**Your instructions:** Quote each record exactly, please, leaving none out.
─── Record extracts
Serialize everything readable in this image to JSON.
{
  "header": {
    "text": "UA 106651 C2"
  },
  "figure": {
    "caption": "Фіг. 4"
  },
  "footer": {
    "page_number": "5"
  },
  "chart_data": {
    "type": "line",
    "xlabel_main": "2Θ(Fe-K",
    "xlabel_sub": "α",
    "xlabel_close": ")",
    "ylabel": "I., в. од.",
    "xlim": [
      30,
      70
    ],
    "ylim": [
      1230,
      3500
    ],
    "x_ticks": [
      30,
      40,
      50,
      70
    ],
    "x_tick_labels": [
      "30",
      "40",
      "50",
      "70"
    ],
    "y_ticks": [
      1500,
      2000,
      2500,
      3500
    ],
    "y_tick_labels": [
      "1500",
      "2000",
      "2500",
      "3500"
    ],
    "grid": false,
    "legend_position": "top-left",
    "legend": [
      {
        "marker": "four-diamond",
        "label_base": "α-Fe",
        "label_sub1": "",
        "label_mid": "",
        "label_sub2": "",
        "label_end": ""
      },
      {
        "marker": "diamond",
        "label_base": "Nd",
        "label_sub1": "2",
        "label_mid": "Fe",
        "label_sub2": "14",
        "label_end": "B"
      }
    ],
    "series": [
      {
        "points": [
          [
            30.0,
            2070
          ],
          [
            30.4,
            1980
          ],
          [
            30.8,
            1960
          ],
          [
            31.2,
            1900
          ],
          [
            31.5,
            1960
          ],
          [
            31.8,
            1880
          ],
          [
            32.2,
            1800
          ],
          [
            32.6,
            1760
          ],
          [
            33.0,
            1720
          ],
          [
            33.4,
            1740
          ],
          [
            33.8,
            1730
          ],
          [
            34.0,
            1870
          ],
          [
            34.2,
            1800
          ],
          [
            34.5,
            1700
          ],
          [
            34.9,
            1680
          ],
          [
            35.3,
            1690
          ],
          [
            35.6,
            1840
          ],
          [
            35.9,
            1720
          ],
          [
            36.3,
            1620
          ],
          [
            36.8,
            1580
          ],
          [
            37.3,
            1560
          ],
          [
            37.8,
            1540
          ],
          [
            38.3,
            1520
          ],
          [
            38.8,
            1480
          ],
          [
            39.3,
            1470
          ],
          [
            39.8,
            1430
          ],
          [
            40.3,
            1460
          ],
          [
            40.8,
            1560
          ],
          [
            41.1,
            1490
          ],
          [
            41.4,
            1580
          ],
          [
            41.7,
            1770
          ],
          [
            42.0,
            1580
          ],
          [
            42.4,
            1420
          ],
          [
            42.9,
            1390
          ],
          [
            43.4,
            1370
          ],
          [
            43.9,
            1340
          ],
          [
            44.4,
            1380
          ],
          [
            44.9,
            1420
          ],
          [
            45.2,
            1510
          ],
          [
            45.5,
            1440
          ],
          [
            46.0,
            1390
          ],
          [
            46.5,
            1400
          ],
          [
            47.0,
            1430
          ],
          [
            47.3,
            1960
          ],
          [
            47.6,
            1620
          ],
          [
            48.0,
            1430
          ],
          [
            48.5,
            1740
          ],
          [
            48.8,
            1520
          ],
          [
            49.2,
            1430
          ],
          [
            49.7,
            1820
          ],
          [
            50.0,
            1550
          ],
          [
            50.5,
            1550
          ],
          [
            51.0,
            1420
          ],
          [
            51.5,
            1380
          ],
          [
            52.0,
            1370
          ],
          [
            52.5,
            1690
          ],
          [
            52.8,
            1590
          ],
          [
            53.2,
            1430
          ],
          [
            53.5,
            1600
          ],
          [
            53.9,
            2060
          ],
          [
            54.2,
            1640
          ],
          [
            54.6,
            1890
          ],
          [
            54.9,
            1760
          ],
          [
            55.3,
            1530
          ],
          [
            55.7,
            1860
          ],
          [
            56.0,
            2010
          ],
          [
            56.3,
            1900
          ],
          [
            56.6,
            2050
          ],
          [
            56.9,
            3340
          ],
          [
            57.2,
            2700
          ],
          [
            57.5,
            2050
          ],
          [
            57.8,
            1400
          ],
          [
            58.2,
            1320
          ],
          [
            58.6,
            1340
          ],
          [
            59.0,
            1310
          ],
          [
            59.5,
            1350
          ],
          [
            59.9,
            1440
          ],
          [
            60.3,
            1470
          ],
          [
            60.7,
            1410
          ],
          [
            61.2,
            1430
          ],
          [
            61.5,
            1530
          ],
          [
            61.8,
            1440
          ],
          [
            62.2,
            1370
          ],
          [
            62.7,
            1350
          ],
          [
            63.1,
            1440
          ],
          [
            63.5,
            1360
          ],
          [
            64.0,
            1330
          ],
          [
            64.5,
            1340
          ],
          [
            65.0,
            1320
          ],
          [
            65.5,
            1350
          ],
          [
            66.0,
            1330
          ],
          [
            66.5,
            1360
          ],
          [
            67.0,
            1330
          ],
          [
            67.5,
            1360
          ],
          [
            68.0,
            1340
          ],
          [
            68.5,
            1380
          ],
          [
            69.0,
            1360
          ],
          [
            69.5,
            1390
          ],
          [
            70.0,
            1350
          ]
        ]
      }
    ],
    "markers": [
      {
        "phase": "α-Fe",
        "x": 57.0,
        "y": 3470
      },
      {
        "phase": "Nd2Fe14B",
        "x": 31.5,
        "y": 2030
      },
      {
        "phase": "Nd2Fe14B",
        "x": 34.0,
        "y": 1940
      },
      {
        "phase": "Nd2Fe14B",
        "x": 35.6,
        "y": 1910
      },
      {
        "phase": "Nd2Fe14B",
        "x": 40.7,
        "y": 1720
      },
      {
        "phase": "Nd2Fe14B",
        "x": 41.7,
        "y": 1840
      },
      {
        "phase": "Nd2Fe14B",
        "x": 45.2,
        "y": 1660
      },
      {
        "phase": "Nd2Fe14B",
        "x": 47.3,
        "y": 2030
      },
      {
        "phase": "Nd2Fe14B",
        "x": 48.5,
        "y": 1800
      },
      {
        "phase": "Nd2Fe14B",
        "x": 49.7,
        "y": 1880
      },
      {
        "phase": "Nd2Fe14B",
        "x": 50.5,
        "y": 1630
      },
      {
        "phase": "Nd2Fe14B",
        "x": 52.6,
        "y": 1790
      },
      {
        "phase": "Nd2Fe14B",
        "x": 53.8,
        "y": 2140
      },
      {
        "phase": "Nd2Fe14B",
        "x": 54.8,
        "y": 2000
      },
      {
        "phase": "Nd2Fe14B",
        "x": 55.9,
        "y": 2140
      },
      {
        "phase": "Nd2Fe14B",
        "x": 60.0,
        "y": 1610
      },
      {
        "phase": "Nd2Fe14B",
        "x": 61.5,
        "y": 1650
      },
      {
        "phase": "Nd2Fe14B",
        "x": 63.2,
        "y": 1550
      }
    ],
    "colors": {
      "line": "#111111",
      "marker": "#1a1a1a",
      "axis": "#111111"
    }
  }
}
──────
**Reply to the task:**
Serialize everything readable in this image to JSON.
{
  "header": {
    "text": "UA 106651 C2"
  },
  "figure": {
    "caption": "Фіг. 4"
  },
  "footer": {
    "page_number": "5"
  },
  "chart_data": {
    "type": "line",
    "xlabel_main": "2Θ(Fe-K",
    "xlabel_sub": "α",
    "xlabel_close": ")",
    "ylabel": "I., в. од.",
    "xlim": [
      30,
      70
    ],
    "ylim": [
      1230,
      3500
    ],
    "x_ticks": [
      30,
      40,
      50,
      70
    ],
    "x_tick_labels": [
      "30",
      "40",
      "50",
      "70"
    ],
    "y_ticks": [
      1500,
      2000,
      2500,
      3500
    ],
    "y_tick_labels": [
      "1500",
      "2000",
      "2500",
      "3500"
    ],
    "grid": false,
    "legend_position": "top-left",
    "legend": [
      {
        "marker": "four-diamond",
        "label_base": "α-Fe",
        "label_sub1": "",
        "label_mid": "",
        "label_sub2": "",
        "label_end": ""
      },
      {
        "marker": "diamond",
        "label_base": "Nd",
        "label_sub1": "2",
        "label_mid": "Fe",
        "label_sub2": "14",
        "label_end": "B"
      }
    ],
    "series": [
      {
        "points": [
          [
            30.0,
            2070
          ],
          [
            30.4,
            1980
          ],
          [
            30.8,
            1960
          ],
          [
            31.2,
            1900
          ],
          [
            31.5,
            1960
          ],
          [
            31.8,
            1880
          ],
          [
            32.2,
            1800
          ],
          [
            32.6,
            1760
          ],
          [
            33.0,
            1720
          ],
          [
            33.4,
            1740
          ],
          [
            33.8,
            1730
          ],
          [
            34.0,
            1870
          ],
          [
            34.2,
            1800
          ],
          [
            34.5,
            1700
          ],
          [
            34.9,
            1680
          ],
          [
            35.3,
            1690
          ],
          [
            35.6,
            1840
          ],
          [
            35.9,
            1720
          ],
          [
            36.3,
            1620
          ],
          [
            36.8,
            1580
          ],
          [
            37.3,
            1560
          ],
          [
            37.8,
            1540
          ],
          [
            38.3,
            1520
          ],
          [
            38.8,
            1480
          ],
          [
            39.3,
            1470
          ],
          [
            39.8,
            1430
          ],
          [
            40.3,
            1460
          ],
          [
            40.8,
            1560
          ],
          [
            41.1,
            1490
          ],
          [
            41.4,
            1580
          ],
          [
            41.7,
            1770
          ],
          [
            42.0,
            1580
          ],
          [
            42.4,
            1420
          ],
          [
            42.9,
            1390
          ],
          [
            43.4,
            1370
          ],
          [
            43.9,
            1340
          ],
          [
            44.4,
            1380
          ],
          [
            44.9,
            1420
          ],
          [
            45.2,
            1510
          ],
          [
            45.5,
            1440
          ],
          [
            46.0,
            1390
          ],
          [
            46.5,
            1400
          ],
          [
            47.0,
            1430
          ],
          [
            47.3,
            1960
          ],
          [
            47.6,
            1620
          ],
          [
            48.0,
            1430
          ],
          [
            48.5,
            1740
          ],
          [
            48.8,
            1520
          ],
          [
            49.2,
            1430
          ],
          [
            49.7,
            1820
          ],
          [
            50.0,
            1550
          ],
          [
            50.5,
            1550
          ],
          [
            51.0,
            1420
          ],
          [
            51.5,
            1380
          ],
          [
            52.0,
            1370
          ],
          [
            52.5,
            1690
          ],
          [
            52.8,
            1590
          ],
          [
            53.2,
            1430
          ],
          [
            53.5,
            1600
          ],
          [
            53.9,
            2060
          ],
          [
            54.2,
            1640
          ],
          [
            54.6,
            1890
          ],
          [
            54.9,
            1760
          ],
          [
            55.3,
            1530
          ],
          [
            55.7,
            1860
          ],
          [
            56.0,
            2010
          ],
          [
            56.3,
            1900
          ],
          [
            56.6,
            2050
          ],
          [
            56.9,
            3340
          ],
          [
            57.2,
            2700
          ],
          [
            57.5,
            2050
          ],
          [
            57.8,
            1400
          ],
          [
            58.2,
            1320
          ],
          [
            58.6,
            1340
          ],
          [
            59.0,
            1310
          ],
          [
            59.5,
            1350
          ],
          [
            59.9,
            1440
          ],
          [
            60.3,
            1470
          ],
          [
            60.7,
            1410
          ],
          [
            61.2,
            1430
          ],
          [
            61.5,
            1530
          ],
          [
            61.8,
            1440
          ],
          [
            62.2,
            1370
          ],
          [
            62.7,
            1350
          ],
          [
            63.1,
            1440
          ],
          [
            63.5,
            1360
          ],
          [
            64.0,
            1330
          ],
          [
            64.5,
            1340
          ],
          [
            65.0,
            1320
          ],
          [
            65.5,
            1350
          ],
          [
            66.0,
            1330
          ],
          [
            66.5,
            1360
          ],
          [
            67.0,
            1330
          ],
          [
            67.5,
            1360
          ],
          [
            68.0,
            1340
          ],
          [
            68.5,
            1380
          ],
          [
            69.0,
            1360
          ],
          [
            69.5,
            1390
          ],
          [
            70.0,
            1350
          ]
        ]
      }
    ],
    "markers": [
      {
        "phase": "α-Fe",
        "x": 57.0,
        "y": 3470
      },
      {
        "phase": "Nd2Fe14B",
        "x": 31.5,
        "y": 2030
      },
      {
        "phase": "Nd2Fe14B",
        "x": 34.0,
        "y": 1940
      },
      {
        "phase": "Nd2Fe14B",
        "x": 35.6,
        "y": 1910
      },
      {
        "phase": "Nd2Fe14B",
        "x": 40.7,
        "y": 1720
      },
      {
        "phase": "Nd2Fe14B",
        "x": 41.7,
        "y": 1840
      },
      {
        "phase": "Nd2Fe14B",
        "x": 45.2,
        "y": 1660
      },
      {
        "phase": "Nd2Fe14B",
        "x": 47.3,
        "y": 2030
      },
      {
        "phase": "Nd2Fe14B",
        "x": 48.5,
        "y": 1800
      },
      {
        "phase": "Nd2Fe14B",
        "x": 49.7,
        "y": 1880
      },
      {
        "phase": "Nd2Fe14B",
        "x": 50.5,
        "y": 1630
      },
      {
        "phase": "Nd2Fe14B",
        "x": 52.6,
        "y": 1790
      },
      {
        "phase": "Nd2Fe14B",
        "x": 53.8,
        "y": 2140
      },
      {
        "phase": "Nd2Fe14B",
        "x": 54.8,
        "y": 2000
      },
      {
        "phase": "Nd2Fe14B",
        "x": 55.9,
        "y": 2140
      },
      {
        "phase": "Nd2Fe14B",
        "x": 60.0,
        "y": 1610
      },
      {
        "phase": "Nd2Fe14B",
        "x": 61.5,
        "y": 1650
      },
      {
        "phase": "Nd2Fe14B",
        "x": 63.2,
        "y": 1550
      }
    ],
    "colors": {
      "line": "#111111",
      "marker": "#1a1a1a",
      "axis": "#111111"
    }
  }
}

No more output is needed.